Go through the material below and copy all lines with "Leaking".
[start EXCERPTED RECORDS]
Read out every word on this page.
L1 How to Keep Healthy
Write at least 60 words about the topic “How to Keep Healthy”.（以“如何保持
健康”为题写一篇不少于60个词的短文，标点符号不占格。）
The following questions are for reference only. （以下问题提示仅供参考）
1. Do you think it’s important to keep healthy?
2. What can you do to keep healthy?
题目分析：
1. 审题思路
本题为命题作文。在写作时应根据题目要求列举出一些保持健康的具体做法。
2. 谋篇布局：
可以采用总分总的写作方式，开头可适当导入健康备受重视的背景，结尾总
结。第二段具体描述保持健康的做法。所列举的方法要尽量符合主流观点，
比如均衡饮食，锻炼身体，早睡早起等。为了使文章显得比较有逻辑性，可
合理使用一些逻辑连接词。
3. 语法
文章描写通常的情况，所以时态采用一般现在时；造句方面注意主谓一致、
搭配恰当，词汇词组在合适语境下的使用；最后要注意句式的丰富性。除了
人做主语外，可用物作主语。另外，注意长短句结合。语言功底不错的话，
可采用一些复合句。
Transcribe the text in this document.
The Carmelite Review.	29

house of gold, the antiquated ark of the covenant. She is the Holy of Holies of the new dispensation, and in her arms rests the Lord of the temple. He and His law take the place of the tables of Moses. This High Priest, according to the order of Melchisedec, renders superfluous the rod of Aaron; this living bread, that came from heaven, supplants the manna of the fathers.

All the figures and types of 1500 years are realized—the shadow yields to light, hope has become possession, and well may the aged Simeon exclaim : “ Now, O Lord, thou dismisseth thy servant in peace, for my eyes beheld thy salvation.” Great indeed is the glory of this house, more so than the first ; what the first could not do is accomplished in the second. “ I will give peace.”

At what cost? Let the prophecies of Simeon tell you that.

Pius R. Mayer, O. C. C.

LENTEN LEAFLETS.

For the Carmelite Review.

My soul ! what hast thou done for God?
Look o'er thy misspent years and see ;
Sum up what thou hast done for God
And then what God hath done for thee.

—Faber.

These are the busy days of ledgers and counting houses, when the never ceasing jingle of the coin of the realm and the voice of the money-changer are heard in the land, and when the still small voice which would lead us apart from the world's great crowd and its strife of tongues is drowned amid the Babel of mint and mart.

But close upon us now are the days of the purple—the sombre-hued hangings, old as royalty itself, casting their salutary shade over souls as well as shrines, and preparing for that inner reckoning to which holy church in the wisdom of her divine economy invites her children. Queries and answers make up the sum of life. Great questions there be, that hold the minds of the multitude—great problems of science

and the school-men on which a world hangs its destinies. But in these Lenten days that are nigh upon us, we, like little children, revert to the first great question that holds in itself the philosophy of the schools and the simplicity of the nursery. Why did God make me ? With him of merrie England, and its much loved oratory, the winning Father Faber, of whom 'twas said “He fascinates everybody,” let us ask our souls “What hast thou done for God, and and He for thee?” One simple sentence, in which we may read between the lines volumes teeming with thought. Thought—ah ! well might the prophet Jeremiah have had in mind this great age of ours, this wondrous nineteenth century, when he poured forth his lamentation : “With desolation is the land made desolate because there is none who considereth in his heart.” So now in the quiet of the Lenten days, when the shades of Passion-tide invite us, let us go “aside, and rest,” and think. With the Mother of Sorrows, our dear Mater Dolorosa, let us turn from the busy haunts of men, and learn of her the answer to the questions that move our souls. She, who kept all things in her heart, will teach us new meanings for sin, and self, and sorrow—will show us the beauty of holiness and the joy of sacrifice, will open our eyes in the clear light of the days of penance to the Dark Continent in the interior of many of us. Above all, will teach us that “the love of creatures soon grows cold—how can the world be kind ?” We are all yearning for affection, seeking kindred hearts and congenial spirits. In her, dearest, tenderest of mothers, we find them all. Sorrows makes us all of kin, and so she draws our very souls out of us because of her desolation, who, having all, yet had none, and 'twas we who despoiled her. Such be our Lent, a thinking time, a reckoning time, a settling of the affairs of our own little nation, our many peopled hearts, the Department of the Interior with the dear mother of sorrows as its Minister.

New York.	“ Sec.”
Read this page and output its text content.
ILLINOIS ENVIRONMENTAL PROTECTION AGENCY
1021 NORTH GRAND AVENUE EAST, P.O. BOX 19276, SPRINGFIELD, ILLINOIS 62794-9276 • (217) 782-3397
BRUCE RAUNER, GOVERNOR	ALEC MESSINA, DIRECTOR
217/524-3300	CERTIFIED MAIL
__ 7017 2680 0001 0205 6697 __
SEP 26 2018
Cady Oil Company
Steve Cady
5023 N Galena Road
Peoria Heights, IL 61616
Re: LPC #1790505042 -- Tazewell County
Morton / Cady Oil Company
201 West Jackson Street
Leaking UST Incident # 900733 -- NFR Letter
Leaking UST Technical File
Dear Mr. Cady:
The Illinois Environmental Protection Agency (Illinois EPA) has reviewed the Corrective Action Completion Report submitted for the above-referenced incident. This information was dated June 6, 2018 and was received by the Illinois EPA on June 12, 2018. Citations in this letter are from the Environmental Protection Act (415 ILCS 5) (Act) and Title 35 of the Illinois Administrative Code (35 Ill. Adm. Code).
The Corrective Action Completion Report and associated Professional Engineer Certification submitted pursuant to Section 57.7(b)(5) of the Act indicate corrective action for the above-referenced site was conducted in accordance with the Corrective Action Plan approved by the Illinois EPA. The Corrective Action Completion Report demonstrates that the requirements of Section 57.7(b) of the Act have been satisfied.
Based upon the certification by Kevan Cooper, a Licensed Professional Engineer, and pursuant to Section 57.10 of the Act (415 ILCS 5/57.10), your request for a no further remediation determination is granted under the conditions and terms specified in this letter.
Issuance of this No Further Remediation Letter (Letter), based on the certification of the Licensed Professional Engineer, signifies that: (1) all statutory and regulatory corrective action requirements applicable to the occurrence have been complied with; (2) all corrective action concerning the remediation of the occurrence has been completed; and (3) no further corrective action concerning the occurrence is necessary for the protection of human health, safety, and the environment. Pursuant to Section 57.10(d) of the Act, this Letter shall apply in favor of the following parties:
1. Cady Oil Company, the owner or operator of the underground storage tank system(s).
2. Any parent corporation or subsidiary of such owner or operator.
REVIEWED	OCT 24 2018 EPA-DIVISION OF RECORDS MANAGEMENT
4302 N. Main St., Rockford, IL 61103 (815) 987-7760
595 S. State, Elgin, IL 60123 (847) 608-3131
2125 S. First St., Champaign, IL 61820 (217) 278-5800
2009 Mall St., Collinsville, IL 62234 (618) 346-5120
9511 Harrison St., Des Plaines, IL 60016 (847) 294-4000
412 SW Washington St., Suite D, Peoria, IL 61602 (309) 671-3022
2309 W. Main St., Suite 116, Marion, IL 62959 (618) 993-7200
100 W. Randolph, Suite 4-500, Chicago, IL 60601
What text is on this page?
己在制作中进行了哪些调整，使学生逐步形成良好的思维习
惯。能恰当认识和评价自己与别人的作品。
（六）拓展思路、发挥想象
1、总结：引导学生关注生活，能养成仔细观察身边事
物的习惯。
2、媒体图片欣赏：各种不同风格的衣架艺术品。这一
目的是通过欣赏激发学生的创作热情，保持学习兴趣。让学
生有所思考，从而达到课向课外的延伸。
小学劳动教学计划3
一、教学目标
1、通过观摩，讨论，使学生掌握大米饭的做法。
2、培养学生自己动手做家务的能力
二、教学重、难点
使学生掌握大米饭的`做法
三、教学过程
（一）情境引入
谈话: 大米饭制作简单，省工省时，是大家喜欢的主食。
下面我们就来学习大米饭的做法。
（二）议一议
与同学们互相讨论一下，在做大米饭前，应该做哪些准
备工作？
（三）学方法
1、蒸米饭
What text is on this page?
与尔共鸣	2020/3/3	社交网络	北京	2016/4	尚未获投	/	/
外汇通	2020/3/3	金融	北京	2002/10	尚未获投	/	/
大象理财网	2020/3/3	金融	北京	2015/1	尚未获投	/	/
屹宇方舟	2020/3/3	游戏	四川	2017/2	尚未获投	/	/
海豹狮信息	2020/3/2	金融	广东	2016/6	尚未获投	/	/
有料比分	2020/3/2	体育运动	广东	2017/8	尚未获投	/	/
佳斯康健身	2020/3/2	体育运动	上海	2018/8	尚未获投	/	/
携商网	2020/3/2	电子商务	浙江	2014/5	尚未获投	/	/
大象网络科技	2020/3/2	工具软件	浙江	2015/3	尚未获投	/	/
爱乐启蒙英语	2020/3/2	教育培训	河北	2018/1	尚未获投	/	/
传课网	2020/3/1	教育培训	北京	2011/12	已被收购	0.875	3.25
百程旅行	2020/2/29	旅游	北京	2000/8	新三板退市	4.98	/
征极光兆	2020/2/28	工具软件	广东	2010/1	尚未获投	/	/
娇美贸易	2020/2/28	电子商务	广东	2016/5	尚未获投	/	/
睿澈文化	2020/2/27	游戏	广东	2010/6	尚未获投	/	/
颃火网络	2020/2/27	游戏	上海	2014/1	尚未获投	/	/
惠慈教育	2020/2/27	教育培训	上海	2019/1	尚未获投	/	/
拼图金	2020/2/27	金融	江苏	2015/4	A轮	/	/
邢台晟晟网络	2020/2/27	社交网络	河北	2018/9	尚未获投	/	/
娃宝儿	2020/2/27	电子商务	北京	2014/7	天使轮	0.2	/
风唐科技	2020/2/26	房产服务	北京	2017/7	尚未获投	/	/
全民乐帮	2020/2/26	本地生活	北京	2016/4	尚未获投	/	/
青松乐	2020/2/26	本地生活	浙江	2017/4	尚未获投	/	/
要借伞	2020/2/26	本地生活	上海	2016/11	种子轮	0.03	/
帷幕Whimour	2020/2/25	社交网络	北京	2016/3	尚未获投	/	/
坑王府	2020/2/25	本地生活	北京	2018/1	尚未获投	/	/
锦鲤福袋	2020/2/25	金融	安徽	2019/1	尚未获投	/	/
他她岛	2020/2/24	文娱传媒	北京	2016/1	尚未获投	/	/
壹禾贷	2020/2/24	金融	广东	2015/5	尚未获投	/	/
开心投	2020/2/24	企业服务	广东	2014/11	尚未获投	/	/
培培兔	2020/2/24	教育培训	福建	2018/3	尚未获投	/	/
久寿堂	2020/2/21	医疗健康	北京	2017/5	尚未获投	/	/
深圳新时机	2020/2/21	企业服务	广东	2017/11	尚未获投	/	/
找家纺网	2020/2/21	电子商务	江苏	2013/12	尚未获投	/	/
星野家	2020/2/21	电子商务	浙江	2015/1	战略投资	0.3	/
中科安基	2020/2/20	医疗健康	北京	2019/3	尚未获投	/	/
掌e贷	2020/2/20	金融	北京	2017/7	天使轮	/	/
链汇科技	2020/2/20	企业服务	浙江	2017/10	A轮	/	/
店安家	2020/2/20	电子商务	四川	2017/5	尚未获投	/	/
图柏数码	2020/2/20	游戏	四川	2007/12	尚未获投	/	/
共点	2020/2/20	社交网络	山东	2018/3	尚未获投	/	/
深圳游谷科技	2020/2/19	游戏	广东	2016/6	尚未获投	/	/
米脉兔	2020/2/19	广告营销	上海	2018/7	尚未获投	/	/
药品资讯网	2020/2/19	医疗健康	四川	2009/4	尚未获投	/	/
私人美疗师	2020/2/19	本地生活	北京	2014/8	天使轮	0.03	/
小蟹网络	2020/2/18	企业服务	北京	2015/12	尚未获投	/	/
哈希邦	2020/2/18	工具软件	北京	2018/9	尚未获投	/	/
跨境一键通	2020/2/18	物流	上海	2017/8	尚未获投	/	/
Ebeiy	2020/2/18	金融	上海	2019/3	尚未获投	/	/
[end EXCERPTED RECORDS]
• **TASK SOLUTION**:
Leaking UST Incident # 900733 -- NFR Letter
Leaking UST Technical File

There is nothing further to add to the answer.